:: Aim ::
Write out, word for word, the entries from the very first line through the line containing "price-bar: 100 bbox=[20, 584, 126, 620]", including both of those lines.

(A run of entries)
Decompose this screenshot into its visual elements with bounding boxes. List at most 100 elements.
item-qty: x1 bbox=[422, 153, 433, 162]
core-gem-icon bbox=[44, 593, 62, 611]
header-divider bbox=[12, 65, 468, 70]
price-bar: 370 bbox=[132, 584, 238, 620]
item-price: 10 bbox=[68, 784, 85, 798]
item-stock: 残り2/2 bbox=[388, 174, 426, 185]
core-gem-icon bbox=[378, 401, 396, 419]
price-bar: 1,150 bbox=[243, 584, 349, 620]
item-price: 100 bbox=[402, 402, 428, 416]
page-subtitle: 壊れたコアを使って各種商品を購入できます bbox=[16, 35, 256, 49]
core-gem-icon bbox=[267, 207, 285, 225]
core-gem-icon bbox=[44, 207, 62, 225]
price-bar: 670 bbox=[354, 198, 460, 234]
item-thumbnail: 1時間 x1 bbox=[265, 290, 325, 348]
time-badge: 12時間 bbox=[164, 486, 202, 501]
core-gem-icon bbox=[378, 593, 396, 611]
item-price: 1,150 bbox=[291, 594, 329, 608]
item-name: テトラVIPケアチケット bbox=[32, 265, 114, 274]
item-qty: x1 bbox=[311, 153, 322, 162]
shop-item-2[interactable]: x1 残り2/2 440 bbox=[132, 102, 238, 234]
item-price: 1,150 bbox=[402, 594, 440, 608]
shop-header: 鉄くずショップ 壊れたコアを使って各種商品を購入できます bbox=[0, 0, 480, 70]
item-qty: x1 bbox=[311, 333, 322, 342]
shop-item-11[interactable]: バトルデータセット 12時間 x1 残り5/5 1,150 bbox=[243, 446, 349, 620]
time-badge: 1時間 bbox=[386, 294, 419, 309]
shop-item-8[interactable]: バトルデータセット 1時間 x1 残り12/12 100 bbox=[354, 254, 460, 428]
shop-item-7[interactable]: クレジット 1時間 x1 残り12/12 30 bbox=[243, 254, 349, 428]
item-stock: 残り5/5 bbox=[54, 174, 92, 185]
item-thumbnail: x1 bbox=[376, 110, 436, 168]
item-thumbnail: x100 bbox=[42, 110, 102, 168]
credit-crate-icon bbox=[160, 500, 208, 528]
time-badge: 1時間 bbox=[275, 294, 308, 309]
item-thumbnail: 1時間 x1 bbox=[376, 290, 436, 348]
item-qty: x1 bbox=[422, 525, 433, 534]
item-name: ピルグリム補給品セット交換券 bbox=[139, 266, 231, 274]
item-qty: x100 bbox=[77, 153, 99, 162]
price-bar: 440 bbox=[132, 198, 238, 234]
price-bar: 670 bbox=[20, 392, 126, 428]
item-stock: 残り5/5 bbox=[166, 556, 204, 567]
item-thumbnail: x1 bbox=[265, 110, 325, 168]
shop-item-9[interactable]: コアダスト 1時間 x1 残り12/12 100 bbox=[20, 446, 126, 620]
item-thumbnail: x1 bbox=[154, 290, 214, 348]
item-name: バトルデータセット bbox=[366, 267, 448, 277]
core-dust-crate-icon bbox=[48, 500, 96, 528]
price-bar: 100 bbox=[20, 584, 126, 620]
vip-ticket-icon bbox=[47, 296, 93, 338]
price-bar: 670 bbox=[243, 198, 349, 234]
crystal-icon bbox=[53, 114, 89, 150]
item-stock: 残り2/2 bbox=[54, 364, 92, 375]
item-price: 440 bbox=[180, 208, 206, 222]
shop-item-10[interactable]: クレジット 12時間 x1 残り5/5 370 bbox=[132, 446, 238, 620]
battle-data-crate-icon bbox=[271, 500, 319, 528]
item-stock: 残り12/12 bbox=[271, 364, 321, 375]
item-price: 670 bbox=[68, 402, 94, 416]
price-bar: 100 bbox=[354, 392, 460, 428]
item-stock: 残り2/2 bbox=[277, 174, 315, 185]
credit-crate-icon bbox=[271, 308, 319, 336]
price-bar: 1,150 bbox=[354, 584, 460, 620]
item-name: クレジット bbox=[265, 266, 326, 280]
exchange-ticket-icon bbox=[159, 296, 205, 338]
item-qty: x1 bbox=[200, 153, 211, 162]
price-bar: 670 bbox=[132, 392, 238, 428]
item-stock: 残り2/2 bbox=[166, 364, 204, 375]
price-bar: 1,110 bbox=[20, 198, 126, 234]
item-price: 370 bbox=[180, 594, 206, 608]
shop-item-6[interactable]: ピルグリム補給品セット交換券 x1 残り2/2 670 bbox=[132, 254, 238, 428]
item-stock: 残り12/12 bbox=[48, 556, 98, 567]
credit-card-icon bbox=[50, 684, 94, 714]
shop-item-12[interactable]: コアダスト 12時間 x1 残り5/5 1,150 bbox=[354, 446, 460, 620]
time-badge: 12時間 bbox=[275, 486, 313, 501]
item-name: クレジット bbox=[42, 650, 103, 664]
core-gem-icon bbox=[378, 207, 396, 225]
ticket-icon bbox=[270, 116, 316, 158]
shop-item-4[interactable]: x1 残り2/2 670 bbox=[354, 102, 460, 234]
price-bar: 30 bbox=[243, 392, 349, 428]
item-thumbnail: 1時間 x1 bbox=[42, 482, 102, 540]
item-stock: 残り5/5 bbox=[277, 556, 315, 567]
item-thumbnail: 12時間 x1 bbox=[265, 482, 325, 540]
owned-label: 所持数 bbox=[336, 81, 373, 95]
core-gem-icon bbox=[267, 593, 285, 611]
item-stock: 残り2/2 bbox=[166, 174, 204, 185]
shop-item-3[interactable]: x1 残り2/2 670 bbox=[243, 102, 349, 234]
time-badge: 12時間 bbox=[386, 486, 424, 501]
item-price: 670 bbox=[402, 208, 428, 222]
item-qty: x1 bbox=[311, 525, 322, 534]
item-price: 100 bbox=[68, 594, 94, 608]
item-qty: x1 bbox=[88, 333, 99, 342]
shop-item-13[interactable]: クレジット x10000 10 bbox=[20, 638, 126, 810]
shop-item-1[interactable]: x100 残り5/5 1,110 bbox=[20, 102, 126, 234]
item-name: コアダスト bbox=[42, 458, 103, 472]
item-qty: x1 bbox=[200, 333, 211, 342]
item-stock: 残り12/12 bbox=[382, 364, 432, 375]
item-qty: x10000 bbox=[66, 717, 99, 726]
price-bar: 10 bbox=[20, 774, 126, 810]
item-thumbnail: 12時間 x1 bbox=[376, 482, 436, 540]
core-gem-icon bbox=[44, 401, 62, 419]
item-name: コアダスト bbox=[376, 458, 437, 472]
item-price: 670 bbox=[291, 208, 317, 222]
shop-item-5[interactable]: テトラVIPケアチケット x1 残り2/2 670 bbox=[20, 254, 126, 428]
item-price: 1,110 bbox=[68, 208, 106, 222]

:: Written answer ::
Decompose this screenshot into its visual elements with bounding boxes. List at most 100 elements.
item-qty: x1 bbox=[422, 153, 433, 162]
core-gem-icon bbox=[44, 593, 62, 611]
header-divider bbox=[12, 65, 468, 70]
price-bar: 370 bbox=[132, 584, 238, 620]
item-price: 10 bbox=[68, 784, 85, 798]
item-stock: 残り2/2 bbox=[388, 174, 426, 185]
core-gem-icon bbox=[378, 401, 396, 419]
price-bar: 1,150 bbox=[243, 584, 349, 620]
item-price: 100 bbox=[402, 402, 428, 416]
page-subtitle: 壊れたコアを使って各種商品を購入できます bbox=[16, 35, 256, 49]
core-gem-icon bbox=[267, 207, 285, 225]
core-gem-icon bbox=[44, 207, 62, 225]
price-bar: 670 bbox=[354, 198, 460, 234]
item-thumbnail: 1時間 x1 bbox=[265, 290, 325, 348]
time-badge: 12時間 bbox=[164, 486, 202, 501]
core-gem-icon bbox=[378, 593, 396, 611]
item-price: 1,150 bbox=[291, 594, 329, 608]
item-name: テトラVIPケアチケット bbox=[32, 265, 114, 274]
item-qty: x1 bbox=[311, 153, 322, 162]
shop-item-2[interactable]: x1 残り2/2 440 bbox=[132, 102, 238, 234]
item-price: 1,150 bbox=[402, 594, 440, 608]
shop-header: 鉄くずショップ 壊れたコアを使って各種商品を購入できます bbox=[0, 0, 480, 70]
item-qty: x1 bbox=[311, 333, 322, 342]
shop-item-11[interactable]: バトルデータセット 12時間 x1 残り5/5 1,150 bbox=[243, 446, 349, 620]
time-badge: 1時間 bbox=[386, 294, 419, 309]
shop-item-8[interactable]: バトルデータセット 1時間 x1 残り12/12 100 bbox=[354, 254, 460, 428]
shop-item-7[interactable]: クレジット 1時間 x1 残り12/12 30 bbox=[243, 254, 349, 428]
item-stock: 残り5/5 bbox=[54, 174, 92, 185]
item-thumbnail: x1 bbox=[376, 110, 436, 168]
item-thumbnail: x100 bbox=[42, 110, 102, 168]
credit-crate-icon bbox=[160, 500, 208, 528]
time-badge: 1時間 bbox=[275, 294, 308, 309]
item-thumbnail: 1時間 x1 bbox=[376, 290, 436, 348]
item-qty: x1 bbox=[422, 525, 433, 534]
item-name: ピルグリム補給品セット交換券 bbox=[139, 266, 231, 274]
item-qty: x100 bbox=[77, 153, 99, 162]
price-bar: 440 bbox=[132, 198, 238, 234]
price-bar: 670 bbox=[20, 392, 126, 428]
item-stock: 残り5/5 bbox=[166, 556, 204, 567]
item-thumbnail: x1 bbox=[265, 110, 325, 168]
shop-item-9[interactable]: コアダスト 1時間 x1 残り12/12 100 bbox=[20, 446, 126, 620]
item-thumbnail: x1 bbox=[154, 290, 214, 348]
item-name: バトルデータセット bbox=[366, 267, 448, 277]
core-dust-crate-icon bbox=[48, 500, 96, 528]
price-bar: 100 bbox=[20, 584, 126, 620]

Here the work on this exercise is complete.